■ WHAT TO PRODUCE ■
Copy out the entries below word for word, from the very first line down through the line that contains "541, 477, 567]", with both ends included.

Dataset entries:
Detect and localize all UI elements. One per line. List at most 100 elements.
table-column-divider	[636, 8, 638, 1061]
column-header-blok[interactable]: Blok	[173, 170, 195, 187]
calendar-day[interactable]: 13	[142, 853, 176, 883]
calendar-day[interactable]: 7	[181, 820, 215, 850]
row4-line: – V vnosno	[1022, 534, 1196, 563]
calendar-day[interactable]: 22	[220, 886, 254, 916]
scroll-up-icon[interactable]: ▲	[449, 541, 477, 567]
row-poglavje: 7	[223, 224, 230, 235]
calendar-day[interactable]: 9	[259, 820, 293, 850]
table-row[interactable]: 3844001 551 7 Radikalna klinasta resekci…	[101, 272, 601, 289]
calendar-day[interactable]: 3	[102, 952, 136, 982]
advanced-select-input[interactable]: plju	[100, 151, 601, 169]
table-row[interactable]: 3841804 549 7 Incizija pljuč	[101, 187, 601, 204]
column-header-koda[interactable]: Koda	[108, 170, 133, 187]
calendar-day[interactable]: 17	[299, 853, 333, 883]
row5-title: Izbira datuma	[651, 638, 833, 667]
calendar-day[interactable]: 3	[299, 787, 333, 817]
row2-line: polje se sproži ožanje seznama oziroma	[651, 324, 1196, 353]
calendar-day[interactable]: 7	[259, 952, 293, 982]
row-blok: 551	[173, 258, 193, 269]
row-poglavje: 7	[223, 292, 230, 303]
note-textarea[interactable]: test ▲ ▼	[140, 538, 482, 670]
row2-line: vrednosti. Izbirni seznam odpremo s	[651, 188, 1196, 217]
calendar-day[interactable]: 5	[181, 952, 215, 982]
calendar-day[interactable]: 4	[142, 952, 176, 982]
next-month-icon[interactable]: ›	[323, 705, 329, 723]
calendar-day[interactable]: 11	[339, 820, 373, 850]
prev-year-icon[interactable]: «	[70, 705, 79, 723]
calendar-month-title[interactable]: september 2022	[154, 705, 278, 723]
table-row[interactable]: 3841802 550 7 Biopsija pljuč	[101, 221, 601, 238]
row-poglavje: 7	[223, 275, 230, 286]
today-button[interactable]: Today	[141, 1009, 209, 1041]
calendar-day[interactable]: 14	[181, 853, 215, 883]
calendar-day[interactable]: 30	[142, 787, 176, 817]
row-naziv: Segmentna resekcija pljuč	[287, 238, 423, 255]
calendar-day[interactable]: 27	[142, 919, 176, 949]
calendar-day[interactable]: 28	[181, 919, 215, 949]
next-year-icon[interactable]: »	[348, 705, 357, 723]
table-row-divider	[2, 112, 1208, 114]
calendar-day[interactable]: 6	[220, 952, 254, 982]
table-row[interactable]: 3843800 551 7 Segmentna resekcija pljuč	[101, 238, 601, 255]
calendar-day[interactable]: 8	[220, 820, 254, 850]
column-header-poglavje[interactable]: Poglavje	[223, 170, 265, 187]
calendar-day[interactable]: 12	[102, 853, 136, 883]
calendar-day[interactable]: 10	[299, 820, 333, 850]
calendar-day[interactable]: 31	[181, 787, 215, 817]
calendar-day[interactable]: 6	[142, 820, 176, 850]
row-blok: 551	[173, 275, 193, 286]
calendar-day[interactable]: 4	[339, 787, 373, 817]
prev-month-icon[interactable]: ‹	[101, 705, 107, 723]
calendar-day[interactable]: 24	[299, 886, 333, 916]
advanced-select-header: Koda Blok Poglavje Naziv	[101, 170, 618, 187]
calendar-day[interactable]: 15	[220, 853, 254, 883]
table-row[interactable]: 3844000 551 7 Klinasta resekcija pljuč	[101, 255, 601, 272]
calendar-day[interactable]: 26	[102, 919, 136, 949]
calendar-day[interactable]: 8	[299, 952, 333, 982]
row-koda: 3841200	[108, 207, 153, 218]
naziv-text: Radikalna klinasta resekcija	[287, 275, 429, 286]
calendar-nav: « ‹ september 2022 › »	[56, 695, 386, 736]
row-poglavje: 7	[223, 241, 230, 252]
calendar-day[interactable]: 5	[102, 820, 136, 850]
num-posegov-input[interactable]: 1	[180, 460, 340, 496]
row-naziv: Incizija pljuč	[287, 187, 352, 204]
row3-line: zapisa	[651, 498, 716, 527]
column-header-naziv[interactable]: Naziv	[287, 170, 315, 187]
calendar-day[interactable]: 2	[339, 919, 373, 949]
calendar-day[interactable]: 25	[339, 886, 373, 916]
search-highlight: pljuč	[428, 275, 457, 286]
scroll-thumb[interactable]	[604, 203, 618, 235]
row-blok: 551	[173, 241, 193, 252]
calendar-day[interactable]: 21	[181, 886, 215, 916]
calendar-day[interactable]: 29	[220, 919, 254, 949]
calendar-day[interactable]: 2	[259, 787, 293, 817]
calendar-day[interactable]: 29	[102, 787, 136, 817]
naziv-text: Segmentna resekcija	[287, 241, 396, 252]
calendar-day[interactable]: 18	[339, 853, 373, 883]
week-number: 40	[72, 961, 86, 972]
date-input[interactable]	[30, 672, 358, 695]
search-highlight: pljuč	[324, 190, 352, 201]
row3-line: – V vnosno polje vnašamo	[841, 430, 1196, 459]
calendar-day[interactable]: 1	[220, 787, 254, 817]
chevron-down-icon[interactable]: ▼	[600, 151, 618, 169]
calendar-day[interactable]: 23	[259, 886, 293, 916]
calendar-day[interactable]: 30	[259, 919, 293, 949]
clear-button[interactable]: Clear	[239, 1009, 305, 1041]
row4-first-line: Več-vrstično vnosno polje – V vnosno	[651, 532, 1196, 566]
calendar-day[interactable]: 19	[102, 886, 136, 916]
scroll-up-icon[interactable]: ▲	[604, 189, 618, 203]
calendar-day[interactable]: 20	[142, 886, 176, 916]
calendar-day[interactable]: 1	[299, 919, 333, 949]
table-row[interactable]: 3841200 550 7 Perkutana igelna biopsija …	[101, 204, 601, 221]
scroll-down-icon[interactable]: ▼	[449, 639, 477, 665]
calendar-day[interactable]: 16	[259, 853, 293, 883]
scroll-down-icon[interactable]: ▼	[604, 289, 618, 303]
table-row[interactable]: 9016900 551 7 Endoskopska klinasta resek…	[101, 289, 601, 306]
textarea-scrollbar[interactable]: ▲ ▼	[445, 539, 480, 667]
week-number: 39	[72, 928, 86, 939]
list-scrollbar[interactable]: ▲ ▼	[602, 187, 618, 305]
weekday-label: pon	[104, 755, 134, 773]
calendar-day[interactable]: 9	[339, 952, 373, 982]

■ TASK ANSWER ■
Detect and localize all UI elements. One per line. List at most 100 elements.
table-column-divider	[636, 8, 638, 1061]
column-header-blok[interactable]: Blok	[173, 170, 195, 187]
calendar-day[interactable]: 13	[142, 853, 176, 883]
calendar-day[interactable]: 7	[181, 820, 215, 850]
row4-line: – V vnosno	[1022, 534, 1196, 563]
calendar-day[interactable]: 22	[220, 886, 254, 916]
scroll-up-icon[interactable]: ▲	[449, 541, 477, 567]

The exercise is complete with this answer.